*Work to do*: Gather, from the listing beneath this task, every line holding the string "kind".

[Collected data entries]

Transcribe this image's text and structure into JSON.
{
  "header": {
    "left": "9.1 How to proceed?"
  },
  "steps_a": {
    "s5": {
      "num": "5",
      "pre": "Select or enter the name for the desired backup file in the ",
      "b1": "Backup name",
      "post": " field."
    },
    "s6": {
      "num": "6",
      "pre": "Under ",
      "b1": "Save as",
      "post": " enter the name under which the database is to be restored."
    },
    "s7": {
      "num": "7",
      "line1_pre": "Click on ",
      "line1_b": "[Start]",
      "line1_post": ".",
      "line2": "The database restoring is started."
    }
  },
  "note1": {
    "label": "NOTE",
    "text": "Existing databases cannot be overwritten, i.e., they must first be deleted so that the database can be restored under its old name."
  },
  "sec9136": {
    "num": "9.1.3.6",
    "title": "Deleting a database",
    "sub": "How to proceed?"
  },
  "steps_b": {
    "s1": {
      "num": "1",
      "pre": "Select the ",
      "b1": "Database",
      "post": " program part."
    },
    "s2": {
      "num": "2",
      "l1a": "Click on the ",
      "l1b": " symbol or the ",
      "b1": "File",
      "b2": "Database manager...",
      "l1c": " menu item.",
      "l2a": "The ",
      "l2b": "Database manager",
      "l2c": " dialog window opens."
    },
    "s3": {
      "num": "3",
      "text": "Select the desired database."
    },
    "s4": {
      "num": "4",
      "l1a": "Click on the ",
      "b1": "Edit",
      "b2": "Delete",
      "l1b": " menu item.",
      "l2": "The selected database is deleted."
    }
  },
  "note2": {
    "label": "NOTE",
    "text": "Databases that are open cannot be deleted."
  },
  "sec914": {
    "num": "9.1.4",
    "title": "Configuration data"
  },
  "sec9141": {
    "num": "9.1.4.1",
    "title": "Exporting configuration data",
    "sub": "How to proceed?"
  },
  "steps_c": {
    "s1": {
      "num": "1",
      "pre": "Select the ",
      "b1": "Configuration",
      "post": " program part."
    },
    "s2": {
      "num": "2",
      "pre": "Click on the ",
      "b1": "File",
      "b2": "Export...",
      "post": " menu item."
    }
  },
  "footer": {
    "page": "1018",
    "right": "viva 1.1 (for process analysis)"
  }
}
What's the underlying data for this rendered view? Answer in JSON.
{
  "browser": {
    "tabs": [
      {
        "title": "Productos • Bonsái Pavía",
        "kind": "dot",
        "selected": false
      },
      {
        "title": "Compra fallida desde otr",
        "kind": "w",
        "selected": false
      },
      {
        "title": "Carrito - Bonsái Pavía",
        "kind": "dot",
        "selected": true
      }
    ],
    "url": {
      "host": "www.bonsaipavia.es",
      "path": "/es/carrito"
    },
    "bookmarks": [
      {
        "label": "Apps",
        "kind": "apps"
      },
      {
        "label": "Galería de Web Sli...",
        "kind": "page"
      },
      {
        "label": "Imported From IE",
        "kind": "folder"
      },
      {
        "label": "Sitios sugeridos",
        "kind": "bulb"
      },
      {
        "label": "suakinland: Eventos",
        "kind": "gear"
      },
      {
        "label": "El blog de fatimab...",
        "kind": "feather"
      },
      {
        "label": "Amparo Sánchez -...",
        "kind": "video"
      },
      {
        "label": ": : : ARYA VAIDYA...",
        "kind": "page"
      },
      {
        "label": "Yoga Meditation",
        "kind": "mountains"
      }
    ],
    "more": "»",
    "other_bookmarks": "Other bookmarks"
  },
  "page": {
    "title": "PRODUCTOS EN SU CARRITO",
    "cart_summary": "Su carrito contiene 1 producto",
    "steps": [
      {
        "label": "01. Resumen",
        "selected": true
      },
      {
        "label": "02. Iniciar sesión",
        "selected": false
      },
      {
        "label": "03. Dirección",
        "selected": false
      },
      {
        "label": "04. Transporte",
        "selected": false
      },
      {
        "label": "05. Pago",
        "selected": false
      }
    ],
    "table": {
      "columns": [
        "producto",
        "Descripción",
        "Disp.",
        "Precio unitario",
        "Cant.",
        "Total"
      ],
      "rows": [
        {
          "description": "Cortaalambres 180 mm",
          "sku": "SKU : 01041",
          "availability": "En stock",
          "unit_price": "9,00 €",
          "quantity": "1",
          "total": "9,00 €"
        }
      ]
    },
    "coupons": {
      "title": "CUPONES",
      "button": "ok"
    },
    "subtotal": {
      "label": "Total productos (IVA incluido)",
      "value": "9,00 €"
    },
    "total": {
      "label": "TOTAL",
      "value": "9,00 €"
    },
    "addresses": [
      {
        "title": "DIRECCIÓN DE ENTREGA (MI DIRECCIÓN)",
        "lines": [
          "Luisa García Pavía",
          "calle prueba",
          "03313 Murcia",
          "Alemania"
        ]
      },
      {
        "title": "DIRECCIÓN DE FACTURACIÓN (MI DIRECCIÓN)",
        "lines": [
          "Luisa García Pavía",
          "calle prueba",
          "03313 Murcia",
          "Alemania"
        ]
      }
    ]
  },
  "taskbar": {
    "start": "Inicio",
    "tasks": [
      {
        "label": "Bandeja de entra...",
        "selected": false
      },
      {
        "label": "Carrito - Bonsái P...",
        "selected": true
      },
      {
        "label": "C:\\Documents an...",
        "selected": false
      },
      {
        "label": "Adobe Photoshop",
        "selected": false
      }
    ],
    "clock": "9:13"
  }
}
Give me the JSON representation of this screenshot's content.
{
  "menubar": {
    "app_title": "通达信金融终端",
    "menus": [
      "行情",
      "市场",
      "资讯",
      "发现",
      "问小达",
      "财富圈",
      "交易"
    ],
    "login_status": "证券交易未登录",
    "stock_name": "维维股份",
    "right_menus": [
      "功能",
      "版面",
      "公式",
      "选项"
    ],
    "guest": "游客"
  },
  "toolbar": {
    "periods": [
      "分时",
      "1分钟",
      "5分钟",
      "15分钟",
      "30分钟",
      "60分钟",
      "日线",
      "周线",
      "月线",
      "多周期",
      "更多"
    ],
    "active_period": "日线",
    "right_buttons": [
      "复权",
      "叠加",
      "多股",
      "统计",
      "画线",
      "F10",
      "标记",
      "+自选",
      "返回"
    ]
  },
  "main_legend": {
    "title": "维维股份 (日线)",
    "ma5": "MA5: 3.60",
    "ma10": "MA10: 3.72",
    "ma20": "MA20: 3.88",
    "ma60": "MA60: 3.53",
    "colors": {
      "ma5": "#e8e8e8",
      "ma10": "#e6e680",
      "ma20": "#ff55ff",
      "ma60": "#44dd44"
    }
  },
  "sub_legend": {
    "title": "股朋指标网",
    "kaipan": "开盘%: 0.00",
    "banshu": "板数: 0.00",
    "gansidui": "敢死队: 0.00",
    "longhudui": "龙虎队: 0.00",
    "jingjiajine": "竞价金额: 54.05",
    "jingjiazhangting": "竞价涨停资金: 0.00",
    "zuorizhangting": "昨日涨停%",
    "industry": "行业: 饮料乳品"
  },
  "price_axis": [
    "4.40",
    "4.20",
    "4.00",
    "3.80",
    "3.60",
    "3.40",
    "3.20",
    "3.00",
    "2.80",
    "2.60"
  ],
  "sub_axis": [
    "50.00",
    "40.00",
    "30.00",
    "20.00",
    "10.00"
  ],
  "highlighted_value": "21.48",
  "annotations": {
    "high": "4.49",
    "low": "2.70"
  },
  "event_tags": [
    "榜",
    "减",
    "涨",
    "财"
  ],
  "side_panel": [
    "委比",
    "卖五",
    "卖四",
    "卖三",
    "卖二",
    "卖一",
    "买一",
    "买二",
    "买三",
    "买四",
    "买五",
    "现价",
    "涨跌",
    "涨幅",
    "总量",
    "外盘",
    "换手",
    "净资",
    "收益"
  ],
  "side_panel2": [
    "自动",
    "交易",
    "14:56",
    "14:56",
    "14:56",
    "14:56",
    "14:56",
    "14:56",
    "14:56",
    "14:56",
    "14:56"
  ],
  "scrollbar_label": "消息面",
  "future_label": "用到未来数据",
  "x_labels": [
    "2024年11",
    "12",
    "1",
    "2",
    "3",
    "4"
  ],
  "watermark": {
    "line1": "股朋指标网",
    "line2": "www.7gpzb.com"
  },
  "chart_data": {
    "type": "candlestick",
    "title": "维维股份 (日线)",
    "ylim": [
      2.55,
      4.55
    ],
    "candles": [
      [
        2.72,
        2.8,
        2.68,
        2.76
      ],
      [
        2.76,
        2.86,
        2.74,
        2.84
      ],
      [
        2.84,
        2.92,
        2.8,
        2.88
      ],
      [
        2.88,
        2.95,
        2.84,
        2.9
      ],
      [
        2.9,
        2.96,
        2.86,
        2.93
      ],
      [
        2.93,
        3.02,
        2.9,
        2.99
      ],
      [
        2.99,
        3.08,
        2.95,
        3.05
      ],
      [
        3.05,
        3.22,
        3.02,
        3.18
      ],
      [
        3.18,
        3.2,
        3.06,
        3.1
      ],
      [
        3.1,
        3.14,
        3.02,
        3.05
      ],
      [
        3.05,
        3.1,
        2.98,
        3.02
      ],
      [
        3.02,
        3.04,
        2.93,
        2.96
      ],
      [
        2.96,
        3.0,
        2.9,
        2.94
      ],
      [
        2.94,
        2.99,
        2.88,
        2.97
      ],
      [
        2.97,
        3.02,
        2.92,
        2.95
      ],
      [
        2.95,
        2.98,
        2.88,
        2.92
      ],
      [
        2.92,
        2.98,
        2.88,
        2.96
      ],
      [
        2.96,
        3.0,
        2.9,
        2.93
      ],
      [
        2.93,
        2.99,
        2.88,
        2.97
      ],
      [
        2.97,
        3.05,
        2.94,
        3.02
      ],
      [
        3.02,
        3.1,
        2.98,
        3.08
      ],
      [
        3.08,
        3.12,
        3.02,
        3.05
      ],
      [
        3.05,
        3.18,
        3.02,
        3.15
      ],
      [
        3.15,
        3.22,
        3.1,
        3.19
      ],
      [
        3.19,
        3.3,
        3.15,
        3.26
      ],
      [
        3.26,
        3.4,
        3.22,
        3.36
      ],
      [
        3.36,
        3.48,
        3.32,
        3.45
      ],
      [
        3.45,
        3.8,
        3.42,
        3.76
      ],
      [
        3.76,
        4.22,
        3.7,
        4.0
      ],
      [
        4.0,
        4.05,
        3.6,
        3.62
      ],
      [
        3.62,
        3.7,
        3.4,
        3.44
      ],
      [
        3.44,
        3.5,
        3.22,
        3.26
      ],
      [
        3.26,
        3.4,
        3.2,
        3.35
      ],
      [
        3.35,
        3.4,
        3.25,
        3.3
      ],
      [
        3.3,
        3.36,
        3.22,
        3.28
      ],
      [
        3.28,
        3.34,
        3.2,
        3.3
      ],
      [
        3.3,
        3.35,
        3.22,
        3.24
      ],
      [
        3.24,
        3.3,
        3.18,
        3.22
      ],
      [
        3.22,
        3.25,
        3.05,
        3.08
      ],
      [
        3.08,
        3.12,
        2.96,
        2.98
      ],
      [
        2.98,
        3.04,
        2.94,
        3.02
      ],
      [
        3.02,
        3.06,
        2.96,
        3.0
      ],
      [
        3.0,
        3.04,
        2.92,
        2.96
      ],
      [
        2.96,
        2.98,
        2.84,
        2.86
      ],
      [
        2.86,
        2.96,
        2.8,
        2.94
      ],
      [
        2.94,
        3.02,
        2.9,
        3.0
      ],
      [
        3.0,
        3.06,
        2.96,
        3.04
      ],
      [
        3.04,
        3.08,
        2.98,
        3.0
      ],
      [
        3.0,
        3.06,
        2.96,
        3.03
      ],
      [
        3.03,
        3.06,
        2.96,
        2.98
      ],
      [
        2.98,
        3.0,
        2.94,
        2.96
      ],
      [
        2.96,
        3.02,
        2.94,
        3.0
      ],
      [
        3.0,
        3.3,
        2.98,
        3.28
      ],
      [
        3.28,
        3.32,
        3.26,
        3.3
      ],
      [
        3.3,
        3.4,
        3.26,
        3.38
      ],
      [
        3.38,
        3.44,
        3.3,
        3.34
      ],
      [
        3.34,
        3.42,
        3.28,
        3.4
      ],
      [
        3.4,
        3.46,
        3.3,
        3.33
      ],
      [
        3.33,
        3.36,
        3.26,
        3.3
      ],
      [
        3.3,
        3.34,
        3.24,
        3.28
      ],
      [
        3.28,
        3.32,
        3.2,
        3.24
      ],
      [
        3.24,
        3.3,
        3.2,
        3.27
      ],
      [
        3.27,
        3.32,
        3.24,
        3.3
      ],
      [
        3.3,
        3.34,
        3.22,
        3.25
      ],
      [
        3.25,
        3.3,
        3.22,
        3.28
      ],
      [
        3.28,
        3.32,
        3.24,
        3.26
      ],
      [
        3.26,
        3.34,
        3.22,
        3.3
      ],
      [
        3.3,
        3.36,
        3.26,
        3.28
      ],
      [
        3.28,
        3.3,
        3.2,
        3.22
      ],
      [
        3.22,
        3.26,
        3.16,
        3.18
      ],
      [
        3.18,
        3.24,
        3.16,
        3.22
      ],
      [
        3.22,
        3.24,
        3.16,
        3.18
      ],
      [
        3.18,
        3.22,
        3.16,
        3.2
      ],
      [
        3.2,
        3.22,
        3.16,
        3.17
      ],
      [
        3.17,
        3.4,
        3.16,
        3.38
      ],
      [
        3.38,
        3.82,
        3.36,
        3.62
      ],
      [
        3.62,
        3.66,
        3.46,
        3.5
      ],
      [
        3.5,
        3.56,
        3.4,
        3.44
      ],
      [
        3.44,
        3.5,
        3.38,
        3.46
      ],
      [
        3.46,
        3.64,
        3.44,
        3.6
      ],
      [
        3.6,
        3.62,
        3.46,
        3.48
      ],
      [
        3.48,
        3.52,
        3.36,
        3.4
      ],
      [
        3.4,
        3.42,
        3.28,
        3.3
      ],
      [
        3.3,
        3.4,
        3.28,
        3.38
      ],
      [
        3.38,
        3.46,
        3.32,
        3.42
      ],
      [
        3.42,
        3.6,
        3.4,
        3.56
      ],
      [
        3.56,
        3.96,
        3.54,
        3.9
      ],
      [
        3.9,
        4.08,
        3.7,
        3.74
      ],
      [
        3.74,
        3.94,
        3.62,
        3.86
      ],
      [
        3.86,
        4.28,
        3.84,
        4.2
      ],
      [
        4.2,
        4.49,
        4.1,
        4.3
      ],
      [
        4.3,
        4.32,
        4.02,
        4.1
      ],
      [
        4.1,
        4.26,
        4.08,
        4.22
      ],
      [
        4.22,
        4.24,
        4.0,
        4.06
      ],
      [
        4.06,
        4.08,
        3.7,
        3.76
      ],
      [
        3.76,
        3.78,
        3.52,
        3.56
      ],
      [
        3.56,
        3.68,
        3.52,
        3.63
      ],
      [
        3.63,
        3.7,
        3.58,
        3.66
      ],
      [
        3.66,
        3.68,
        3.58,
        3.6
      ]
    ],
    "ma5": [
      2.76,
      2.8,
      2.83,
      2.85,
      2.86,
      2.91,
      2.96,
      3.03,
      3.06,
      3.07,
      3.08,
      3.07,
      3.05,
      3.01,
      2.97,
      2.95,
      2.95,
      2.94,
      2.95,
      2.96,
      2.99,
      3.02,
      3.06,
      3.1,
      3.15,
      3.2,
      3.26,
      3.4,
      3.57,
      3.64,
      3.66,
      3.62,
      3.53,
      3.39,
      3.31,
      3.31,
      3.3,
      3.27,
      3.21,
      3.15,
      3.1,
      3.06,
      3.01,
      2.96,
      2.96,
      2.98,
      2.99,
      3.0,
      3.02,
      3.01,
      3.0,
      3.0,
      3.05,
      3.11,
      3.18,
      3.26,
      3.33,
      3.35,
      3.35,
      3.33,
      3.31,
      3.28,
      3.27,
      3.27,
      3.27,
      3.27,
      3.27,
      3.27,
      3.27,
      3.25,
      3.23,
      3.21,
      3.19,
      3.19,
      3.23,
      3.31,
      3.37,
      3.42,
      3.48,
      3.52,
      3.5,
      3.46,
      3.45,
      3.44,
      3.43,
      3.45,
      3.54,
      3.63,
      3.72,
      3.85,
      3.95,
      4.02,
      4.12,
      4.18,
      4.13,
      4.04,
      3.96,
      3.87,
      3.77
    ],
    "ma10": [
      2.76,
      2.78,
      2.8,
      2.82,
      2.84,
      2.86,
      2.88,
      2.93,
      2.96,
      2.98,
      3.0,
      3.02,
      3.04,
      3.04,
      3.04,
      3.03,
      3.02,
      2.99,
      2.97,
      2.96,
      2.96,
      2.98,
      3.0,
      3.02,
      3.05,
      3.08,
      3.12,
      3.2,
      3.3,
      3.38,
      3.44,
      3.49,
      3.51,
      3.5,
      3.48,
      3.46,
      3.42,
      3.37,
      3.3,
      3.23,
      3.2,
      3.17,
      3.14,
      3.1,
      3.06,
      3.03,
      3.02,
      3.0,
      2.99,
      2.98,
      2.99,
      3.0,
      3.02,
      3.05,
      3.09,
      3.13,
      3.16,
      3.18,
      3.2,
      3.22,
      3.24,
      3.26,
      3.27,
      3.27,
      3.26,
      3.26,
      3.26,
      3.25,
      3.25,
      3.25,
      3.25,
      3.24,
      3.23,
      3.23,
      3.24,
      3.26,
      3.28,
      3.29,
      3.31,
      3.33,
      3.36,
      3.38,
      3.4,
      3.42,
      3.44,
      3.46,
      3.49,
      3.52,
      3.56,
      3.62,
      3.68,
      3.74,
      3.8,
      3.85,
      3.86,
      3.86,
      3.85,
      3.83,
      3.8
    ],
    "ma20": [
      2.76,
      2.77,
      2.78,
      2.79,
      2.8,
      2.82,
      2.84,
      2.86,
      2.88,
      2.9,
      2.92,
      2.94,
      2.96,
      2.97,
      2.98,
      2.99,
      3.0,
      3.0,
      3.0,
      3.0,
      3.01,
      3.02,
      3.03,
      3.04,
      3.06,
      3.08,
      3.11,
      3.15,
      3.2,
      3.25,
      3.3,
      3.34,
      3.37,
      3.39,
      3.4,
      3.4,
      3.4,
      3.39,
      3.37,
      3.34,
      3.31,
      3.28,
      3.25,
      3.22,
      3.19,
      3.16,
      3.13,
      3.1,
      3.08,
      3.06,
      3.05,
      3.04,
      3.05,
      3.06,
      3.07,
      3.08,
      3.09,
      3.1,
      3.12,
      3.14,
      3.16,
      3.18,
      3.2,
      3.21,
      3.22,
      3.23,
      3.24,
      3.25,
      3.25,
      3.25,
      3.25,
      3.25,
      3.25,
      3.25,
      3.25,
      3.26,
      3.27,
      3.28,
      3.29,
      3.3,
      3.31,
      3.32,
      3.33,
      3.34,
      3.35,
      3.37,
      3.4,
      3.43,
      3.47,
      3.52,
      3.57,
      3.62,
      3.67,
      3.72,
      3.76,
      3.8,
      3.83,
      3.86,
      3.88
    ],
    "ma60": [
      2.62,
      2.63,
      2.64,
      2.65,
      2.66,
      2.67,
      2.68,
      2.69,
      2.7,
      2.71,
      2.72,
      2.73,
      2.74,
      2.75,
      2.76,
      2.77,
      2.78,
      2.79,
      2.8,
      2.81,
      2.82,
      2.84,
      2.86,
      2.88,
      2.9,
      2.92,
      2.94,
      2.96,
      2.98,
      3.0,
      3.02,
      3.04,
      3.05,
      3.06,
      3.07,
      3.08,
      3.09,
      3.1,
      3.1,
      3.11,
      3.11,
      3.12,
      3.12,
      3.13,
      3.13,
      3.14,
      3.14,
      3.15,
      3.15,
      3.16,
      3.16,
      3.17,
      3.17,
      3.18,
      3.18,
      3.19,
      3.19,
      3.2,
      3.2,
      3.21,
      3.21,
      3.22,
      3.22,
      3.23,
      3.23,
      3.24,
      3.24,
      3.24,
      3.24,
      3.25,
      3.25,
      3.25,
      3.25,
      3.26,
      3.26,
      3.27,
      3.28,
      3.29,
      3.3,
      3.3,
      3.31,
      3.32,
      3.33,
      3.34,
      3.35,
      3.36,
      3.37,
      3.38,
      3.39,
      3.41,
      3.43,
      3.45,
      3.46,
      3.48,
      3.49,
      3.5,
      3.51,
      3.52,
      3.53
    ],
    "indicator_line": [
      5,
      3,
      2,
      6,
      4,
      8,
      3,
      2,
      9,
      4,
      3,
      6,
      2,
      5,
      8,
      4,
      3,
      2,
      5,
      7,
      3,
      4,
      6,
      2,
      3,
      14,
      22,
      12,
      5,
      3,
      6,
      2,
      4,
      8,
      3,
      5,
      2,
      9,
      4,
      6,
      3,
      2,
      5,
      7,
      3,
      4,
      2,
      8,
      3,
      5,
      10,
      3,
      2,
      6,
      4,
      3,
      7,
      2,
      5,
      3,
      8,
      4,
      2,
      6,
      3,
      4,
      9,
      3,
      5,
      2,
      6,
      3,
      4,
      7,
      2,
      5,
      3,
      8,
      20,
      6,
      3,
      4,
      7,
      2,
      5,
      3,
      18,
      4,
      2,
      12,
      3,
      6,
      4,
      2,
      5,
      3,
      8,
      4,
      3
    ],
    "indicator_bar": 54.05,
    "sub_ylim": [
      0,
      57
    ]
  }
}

*Finished exercise*:
        "kind": "dot",
        "kind": "w",
        "kind": "dot",
        "kind": "apps"
        "kind": "page"
        "kind": "folder"
        "kind": "bulb"
        "kind": "gear"
        "kind": "feather"
        "kind": "video"
        "kind": "page"
        "kind": "mountains"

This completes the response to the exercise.